> [Selected extract]
I have been looking for a bi-polar forum and all the time it was here at soberrecovery. Around six months ago, maybe longer, I began to go off my meds. The side effects were awful, they weren't working and to make things worse we got a new insurance which didn't cover my psychiatrist. My symtoms were terrible: I was have auditory and visual hallucinations. I could hear music whenever any motor or fan was running and I saw pretty shapes moving in time to the music. The psychiatrist said the meds could only make the hallucinations be less loud, but that I would have to learn to live with them.

I began to really pray about this because my life was a nightmare. Along with it the topomax was causing me to lose my vision and my mind was numb. I couldn't function at all. Most of the meds including topomax that had been tried caused me to sleep my life away. Now the regular bi-polar symptome, who knew, I wasn't living anyway. So finally I decided to gradually come off all my meds and see what happened. I had my husband promise to get me help if I needed, to watch me to be sure I didn't do anything insane or dangerous.

> [Problem to solve] Retype the forum post about going off bipolar medication word for word, beginning at the words "I have been" and stopping after "live with them.".

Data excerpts

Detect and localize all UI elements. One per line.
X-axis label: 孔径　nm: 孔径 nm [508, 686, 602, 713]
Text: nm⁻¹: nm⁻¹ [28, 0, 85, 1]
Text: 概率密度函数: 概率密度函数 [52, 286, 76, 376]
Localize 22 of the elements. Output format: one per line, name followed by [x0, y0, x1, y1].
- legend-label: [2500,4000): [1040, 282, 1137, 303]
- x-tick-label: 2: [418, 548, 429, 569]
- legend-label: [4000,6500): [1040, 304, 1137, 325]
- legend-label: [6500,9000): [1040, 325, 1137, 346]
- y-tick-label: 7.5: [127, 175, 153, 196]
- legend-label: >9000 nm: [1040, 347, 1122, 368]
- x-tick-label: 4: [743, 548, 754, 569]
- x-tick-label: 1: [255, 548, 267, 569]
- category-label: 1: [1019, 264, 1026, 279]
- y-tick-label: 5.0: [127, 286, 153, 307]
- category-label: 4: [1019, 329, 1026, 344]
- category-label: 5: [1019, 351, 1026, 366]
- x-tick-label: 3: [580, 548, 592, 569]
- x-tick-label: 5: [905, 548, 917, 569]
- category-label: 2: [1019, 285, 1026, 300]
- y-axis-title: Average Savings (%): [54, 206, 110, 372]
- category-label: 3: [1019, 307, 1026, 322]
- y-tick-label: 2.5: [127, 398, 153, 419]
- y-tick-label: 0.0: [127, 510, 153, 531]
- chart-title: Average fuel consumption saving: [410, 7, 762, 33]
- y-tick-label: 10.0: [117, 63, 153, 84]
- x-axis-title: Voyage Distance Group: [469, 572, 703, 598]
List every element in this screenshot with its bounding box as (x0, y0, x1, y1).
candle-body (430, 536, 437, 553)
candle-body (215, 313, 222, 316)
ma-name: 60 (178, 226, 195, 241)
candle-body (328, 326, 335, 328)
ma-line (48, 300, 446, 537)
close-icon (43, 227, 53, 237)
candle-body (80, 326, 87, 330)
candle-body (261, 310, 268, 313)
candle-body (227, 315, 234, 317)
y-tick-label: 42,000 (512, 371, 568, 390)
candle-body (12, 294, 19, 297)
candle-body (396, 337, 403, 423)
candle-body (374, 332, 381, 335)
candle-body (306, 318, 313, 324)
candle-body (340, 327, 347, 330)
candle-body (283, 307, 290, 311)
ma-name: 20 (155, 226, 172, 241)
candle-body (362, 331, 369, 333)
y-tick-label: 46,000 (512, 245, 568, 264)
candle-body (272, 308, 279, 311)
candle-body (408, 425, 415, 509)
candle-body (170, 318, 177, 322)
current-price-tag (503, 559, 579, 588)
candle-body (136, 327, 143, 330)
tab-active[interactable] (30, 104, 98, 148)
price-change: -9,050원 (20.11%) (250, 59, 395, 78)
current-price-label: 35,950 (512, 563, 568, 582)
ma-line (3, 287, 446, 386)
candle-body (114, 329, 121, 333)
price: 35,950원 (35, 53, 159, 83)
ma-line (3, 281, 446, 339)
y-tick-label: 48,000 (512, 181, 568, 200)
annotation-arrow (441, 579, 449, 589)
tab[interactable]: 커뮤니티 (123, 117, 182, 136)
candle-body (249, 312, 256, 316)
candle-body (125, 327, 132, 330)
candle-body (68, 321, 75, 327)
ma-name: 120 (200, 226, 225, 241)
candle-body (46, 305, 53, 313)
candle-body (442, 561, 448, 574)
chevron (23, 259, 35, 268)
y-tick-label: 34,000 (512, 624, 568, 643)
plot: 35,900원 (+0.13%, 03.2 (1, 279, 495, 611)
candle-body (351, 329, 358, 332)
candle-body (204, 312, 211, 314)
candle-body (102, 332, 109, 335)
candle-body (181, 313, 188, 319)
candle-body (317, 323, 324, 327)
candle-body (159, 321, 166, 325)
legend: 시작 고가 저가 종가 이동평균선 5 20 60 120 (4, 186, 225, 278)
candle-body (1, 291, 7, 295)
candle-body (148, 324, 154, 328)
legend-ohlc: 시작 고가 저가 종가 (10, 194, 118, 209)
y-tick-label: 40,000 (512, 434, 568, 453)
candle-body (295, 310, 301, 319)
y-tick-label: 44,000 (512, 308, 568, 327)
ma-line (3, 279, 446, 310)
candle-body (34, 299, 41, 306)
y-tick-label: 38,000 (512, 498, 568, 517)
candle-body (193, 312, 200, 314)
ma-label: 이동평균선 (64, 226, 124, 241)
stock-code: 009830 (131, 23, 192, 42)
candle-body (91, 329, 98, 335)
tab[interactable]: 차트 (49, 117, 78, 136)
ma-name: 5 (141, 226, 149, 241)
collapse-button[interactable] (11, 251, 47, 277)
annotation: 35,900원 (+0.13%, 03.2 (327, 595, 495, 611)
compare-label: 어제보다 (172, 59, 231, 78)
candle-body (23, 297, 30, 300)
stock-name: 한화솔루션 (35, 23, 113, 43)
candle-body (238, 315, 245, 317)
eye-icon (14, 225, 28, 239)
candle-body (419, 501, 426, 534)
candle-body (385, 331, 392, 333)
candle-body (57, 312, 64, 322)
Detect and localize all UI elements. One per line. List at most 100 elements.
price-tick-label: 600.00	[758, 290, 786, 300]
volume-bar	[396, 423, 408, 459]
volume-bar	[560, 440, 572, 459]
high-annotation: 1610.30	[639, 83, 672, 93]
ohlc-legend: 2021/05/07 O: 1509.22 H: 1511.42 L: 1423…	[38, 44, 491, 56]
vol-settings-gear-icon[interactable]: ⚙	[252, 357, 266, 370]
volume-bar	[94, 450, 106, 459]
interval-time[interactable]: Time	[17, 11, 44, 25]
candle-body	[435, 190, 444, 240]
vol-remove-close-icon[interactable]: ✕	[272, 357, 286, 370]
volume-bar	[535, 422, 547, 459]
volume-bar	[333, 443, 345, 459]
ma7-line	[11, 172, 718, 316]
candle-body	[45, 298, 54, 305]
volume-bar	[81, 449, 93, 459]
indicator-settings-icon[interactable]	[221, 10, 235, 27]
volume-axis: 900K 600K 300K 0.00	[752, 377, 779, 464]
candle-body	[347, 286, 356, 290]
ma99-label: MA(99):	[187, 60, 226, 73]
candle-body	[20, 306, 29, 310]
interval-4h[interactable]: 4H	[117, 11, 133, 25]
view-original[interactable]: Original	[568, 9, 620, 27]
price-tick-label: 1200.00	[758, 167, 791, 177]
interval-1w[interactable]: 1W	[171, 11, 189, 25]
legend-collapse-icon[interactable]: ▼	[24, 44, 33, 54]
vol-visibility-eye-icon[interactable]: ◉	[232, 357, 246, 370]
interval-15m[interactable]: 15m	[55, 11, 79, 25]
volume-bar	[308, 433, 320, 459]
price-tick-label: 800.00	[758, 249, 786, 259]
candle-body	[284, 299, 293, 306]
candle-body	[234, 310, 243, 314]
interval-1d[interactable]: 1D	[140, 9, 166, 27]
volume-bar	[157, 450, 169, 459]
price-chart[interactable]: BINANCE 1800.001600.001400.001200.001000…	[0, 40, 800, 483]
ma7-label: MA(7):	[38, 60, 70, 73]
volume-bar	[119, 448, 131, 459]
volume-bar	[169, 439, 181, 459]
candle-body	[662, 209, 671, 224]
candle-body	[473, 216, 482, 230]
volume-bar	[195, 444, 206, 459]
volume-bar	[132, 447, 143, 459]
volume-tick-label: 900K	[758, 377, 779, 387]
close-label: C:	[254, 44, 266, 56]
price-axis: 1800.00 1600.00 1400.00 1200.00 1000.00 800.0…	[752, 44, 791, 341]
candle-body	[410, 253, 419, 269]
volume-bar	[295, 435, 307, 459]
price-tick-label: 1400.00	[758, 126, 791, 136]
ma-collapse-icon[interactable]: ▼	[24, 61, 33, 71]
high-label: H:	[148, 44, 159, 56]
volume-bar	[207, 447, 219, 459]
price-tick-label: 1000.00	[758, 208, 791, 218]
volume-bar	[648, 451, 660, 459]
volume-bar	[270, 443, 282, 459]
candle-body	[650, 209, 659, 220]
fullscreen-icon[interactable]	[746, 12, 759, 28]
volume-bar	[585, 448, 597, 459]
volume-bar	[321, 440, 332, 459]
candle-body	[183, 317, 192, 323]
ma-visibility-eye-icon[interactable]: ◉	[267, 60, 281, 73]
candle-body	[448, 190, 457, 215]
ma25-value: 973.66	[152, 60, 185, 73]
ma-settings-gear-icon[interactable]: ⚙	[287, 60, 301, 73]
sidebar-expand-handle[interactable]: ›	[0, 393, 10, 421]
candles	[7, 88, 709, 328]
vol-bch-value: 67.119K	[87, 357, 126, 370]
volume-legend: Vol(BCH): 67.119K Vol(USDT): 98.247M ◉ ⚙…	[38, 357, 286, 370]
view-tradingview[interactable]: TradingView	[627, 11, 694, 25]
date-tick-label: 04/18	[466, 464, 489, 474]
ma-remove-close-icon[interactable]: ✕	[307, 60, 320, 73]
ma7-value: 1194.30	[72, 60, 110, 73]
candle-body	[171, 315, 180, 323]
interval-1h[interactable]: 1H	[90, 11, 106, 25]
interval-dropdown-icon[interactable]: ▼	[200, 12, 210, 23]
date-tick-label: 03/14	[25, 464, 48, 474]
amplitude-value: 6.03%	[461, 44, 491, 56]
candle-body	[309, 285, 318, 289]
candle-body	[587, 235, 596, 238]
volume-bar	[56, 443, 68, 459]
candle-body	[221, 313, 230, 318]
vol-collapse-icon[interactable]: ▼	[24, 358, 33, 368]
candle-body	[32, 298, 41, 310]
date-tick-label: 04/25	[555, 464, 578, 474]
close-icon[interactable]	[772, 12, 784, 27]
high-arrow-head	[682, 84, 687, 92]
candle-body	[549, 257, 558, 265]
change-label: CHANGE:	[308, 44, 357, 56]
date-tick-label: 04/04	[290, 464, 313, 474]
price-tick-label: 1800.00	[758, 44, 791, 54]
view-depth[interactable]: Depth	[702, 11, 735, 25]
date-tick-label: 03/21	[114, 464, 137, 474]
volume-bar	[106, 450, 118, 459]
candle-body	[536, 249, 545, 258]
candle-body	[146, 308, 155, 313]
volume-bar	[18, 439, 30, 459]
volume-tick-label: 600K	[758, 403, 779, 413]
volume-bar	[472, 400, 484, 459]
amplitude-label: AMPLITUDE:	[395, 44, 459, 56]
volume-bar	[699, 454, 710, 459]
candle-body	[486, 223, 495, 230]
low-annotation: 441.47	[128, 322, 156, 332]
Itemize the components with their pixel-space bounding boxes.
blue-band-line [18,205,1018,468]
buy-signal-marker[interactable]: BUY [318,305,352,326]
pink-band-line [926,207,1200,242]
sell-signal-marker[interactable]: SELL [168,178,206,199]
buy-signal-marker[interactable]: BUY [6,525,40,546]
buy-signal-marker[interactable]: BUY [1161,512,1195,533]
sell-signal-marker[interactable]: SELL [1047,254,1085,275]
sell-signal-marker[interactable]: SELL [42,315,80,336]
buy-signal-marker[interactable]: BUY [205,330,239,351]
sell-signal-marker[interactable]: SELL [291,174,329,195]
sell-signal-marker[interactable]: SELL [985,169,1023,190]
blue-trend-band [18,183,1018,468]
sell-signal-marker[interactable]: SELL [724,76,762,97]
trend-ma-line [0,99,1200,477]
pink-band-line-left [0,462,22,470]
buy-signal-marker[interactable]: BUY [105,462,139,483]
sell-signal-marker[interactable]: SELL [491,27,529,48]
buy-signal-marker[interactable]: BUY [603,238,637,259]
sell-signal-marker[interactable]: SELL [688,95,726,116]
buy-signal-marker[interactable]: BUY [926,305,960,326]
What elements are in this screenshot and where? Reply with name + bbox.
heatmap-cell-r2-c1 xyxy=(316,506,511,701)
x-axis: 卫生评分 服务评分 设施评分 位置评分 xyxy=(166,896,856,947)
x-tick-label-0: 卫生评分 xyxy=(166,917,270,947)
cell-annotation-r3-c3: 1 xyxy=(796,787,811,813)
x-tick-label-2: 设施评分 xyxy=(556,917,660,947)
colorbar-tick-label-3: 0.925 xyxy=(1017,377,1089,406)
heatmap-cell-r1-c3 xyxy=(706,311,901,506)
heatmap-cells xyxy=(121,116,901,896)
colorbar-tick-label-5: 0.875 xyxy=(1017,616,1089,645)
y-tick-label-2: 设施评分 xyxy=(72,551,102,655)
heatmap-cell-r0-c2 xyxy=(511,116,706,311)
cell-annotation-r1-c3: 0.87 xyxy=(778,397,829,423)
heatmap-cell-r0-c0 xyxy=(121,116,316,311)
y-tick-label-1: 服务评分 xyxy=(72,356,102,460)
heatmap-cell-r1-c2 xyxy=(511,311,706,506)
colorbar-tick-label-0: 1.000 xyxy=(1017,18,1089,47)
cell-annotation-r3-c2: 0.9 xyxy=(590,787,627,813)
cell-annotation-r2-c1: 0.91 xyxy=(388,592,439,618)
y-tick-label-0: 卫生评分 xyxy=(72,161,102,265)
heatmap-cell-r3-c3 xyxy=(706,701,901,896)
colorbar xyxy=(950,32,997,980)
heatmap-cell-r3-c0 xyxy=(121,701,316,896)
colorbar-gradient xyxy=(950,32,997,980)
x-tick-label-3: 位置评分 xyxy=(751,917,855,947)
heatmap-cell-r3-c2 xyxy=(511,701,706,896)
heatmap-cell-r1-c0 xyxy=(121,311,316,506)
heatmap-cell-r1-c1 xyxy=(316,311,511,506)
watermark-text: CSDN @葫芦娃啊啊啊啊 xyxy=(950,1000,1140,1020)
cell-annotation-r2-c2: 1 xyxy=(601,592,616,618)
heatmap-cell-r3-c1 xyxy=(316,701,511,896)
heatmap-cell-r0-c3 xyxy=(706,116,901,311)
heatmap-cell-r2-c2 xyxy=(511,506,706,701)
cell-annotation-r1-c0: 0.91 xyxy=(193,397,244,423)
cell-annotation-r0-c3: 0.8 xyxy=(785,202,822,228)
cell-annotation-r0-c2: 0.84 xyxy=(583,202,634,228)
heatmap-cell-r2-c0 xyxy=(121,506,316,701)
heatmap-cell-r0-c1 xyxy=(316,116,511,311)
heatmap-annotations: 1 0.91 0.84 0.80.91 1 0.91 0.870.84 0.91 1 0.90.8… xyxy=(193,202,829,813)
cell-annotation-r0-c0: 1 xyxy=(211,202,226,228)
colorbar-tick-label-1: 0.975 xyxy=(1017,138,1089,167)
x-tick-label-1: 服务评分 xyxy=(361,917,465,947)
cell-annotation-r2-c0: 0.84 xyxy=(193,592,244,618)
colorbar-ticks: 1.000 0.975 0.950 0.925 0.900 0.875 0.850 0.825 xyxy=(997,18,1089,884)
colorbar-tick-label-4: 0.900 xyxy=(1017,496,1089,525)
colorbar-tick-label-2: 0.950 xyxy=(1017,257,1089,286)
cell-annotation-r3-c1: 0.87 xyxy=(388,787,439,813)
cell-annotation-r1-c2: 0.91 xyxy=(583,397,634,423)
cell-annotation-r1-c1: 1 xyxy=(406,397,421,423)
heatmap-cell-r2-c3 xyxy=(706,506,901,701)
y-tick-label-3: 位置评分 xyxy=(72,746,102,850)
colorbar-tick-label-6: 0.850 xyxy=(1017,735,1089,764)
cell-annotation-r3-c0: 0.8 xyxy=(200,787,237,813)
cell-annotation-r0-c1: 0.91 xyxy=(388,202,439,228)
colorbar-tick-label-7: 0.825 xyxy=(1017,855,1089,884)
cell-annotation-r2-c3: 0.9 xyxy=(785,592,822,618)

> [Solved problem]
I have been looking for a bi-polar forum and all the time it was here at soberrecovery. Around six months ago, maybe longer, I began to go off my meds. The side effects were awful, they weren't working and to make things worse we got a new insurance which didn't cover my psychiatrist. My symtoms were terrible: I was have auditory and visual hallucinations. I could hear music whenever any motor or fan was running and I saw pretty shapes moving in time to the music. The psychiatrist said the meds could only make the hallucinations be less loud, but that I would have to learn to live with them.